What is needed:
In the records below, find every line with the word "Introducir" and copy it.
++++++++
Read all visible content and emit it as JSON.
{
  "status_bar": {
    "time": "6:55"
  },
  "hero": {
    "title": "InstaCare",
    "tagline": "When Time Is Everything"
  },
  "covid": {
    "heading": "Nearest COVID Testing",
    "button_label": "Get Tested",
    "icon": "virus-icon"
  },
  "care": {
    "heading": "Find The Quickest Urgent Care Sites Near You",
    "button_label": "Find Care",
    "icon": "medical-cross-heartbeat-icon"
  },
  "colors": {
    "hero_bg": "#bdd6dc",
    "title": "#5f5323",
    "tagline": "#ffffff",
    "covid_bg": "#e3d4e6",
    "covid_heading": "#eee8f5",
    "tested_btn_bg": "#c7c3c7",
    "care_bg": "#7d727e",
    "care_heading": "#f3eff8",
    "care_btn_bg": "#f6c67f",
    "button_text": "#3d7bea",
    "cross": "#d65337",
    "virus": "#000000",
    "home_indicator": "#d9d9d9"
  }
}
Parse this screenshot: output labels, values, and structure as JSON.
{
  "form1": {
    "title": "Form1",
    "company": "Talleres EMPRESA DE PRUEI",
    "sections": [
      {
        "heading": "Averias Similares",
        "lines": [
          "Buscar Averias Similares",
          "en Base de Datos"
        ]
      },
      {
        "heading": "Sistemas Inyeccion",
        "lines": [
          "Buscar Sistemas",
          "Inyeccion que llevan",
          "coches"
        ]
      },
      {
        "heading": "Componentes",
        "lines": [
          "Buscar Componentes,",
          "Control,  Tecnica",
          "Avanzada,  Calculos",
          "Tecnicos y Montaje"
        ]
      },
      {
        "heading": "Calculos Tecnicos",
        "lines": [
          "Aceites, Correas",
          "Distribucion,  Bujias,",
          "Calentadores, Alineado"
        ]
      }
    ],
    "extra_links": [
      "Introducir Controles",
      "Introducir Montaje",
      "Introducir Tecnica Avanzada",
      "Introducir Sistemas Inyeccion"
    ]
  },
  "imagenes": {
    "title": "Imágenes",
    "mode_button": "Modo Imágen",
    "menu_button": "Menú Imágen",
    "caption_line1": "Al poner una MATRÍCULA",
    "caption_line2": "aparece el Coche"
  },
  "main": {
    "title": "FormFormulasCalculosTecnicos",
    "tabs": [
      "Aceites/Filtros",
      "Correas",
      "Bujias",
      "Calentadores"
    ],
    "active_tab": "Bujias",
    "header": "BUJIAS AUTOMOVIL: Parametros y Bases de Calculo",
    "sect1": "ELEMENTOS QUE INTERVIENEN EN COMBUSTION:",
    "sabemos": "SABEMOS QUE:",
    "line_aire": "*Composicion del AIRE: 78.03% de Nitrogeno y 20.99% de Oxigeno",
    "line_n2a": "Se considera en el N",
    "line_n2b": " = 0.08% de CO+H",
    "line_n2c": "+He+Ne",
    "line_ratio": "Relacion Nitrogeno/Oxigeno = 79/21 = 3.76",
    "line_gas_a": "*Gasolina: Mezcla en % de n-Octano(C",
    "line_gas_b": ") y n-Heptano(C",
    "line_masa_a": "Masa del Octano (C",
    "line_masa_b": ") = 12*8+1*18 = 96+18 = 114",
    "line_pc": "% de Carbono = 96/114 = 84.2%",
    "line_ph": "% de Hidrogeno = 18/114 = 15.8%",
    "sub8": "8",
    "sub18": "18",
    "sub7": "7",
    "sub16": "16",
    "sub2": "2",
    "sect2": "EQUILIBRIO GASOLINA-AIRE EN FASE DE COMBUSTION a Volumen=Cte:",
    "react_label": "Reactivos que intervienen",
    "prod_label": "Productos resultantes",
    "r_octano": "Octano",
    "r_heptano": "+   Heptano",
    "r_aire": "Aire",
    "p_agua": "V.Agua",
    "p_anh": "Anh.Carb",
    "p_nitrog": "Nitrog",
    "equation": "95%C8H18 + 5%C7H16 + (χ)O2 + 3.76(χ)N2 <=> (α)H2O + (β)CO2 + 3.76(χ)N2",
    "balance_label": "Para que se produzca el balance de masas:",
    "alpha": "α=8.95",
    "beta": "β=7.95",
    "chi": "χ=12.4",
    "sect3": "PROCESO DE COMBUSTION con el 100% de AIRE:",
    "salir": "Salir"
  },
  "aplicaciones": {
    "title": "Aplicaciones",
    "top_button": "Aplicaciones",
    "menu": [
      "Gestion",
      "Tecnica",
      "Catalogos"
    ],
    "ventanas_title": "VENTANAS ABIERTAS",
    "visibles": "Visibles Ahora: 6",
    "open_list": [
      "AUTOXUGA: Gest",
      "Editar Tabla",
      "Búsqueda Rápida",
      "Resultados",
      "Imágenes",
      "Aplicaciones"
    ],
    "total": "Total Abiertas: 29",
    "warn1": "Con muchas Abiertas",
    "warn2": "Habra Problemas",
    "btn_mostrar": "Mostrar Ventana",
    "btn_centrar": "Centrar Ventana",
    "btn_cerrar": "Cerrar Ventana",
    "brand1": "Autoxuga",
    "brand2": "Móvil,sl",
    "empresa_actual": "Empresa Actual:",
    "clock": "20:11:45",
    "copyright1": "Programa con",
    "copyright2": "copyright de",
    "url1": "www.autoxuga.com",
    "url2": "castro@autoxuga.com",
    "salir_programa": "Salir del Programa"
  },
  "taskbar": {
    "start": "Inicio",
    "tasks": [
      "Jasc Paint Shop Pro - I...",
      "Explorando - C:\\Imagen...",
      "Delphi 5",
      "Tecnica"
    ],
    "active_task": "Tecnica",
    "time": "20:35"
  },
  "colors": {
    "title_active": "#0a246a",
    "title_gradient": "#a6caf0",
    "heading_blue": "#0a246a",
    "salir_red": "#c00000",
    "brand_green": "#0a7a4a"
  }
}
++++++++
Answer to this problem:
      "Introducir Controles",
      "Introducir Montaje",
      "Introducir Tecnica Avanzada",
      "Introducir Sistemas Inyeccion"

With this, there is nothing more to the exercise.